**Written task:**
Look through the listing and locate every line containing the word "name"; copy those lines.

━━━━━━━━

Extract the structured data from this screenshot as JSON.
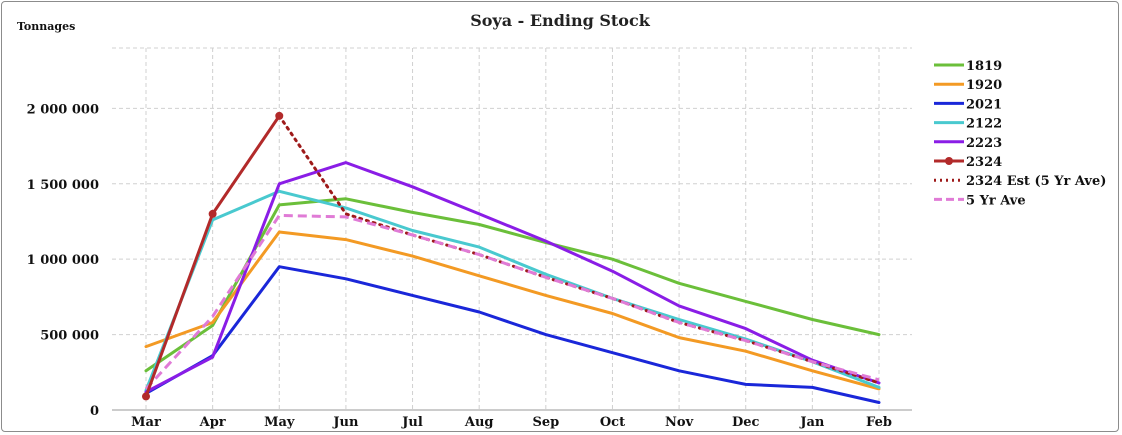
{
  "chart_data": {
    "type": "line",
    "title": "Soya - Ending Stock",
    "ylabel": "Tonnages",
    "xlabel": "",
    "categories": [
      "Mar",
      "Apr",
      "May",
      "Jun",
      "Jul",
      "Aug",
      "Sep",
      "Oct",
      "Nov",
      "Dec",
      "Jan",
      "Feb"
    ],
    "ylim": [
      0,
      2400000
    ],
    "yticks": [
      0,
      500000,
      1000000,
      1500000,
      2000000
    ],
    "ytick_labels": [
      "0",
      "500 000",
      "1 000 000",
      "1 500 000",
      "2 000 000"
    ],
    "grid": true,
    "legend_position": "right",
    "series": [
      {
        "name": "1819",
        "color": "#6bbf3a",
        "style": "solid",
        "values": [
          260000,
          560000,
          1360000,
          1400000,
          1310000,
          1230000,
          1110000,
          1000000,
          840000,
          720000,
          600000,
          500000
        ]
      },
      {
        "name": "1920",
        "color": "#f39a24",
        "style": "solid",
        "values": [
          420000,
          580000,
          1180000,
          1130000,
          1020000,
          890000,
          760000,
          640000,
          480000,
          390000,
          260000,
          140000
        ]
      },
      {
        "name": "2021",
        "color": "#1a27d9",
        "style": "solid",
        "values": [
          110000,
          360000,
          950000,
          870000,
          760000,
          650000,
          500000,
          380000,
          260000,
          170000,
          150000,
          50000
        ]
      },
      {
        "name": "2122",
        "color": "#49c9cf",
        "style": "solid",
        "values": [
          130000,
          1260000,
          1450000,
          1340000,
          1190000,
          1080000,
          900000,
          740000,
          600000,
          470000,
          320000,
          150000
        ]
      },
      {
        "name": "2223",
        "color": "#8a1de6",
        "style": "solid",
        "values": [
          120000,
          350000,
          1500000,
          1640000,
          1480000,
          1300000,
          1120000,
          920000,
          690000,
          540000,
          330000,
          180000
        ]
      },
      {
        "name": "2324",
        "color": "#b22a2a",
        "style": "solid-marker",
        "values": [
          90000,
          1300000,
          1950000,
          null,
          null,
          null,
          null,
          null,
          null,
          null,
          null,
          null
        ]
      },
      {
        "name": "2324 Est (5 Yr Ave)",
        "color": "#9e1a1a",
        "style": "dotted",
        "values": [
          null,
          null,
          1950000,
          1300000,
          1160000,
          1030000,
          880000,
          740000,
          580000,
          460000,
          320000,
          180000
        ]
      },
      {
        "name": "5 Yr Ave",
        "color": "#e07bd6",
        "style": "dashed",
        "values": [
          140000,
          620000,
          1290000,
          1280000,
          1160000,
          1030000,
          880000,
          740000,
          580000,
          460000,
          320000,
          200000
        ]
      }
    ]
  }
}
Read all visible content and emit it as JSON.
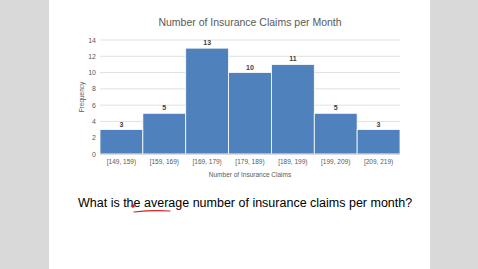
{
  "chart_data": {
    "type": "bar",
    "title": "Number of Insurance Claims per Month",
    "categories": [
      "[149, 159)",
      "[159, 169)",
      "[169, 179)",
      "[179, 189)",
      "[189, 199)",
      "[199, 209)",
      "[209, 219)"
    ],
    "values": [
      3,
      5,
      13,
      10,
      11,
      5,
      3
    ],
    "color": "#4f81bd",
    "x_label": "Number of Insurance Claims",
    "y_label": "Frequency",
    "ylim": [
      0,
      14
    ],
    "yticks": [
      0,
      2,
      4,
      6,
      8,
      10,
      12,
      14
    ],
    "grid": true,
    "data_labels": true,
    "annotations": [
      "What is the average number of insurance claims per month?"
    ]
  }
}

━━━━━━━━

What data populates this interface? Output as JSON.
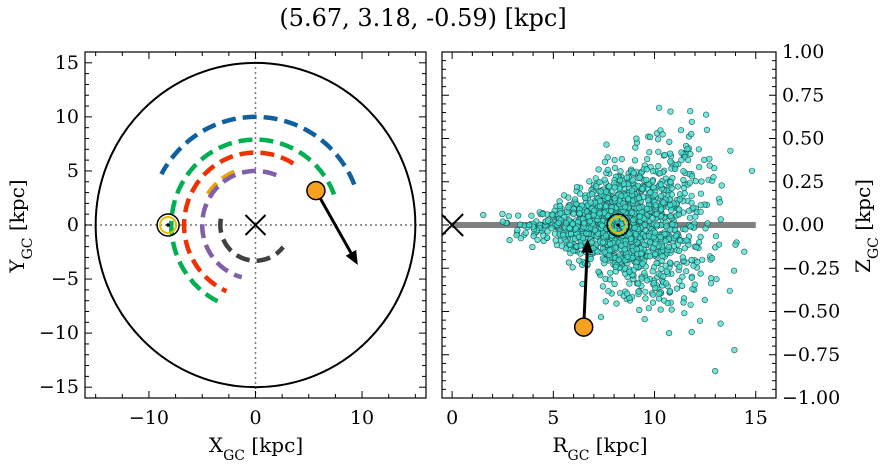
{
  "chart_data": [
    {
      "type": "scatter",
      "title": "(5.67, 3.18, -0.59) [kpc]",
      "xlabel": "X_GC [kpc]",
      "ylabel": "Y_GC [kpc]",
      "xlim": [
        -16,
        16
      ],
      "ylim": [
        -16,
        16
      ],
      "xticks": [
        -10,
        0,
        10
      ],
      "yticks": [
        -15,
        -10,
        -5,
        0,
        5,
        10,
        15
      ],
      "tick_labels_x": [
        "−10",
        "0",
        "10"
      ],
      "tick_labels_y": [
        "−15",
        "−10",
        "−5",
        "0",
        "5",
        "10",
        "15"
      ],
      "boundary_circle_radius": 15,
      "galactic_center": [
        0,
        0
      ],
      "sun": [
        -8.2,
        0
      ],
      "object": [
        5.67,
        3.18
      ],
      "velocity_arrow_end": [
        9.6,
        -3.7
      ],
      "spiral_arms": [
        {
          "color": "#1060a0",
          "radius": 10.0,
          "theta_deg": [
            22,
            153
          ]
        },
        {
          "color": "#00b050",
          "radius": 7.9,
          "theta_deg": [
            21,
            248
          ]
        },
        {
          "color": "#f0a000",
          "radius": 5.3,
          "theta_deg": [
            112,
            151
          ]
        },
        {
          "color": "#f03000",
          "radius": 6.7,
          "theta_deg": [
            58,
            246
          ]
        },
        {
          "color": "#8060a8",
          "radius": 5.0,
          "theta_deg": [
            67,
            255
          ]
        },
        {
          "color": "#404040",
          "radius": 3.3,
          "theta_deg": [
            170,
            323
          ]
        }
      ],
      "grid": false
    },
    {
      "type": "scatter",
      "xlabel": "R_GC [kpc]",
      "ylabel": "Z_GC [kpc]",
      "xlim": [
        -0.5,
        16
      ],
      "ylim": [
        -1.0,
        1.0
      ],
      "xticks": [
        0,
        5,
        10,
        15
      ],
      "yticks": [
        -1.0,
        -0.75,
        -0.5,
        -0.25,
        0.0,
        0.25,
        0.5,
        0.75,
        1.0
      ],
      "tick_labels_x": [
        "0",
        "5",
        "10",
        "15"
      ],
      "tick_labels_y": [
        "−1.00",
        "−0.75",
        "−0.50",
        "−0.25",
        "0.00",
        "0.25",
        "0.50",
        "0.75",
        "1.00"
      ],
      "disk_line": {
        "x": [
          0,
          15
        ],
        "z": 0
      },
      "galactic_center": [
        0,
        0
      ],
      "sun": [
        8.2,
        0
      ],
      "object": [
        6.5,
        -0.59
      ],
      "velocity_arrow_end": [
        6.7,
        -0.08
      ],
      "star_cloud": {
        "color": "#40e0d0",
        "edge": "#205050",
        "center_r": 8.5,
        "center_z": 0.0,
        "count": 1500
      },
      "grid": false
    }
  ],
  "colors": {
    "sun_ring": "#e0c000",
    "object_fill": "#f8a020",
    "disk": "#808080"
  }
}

━━━━━━━━

**Answer to this task:**
        "name": "1819",
        "name": "1920",
        "name": "2021",
        "name": "2122",
        "name": "2223",
        "name": "2324",
        "name": "2324 Est (5 Yr Ave)",
        "name": "5 Yr Ave",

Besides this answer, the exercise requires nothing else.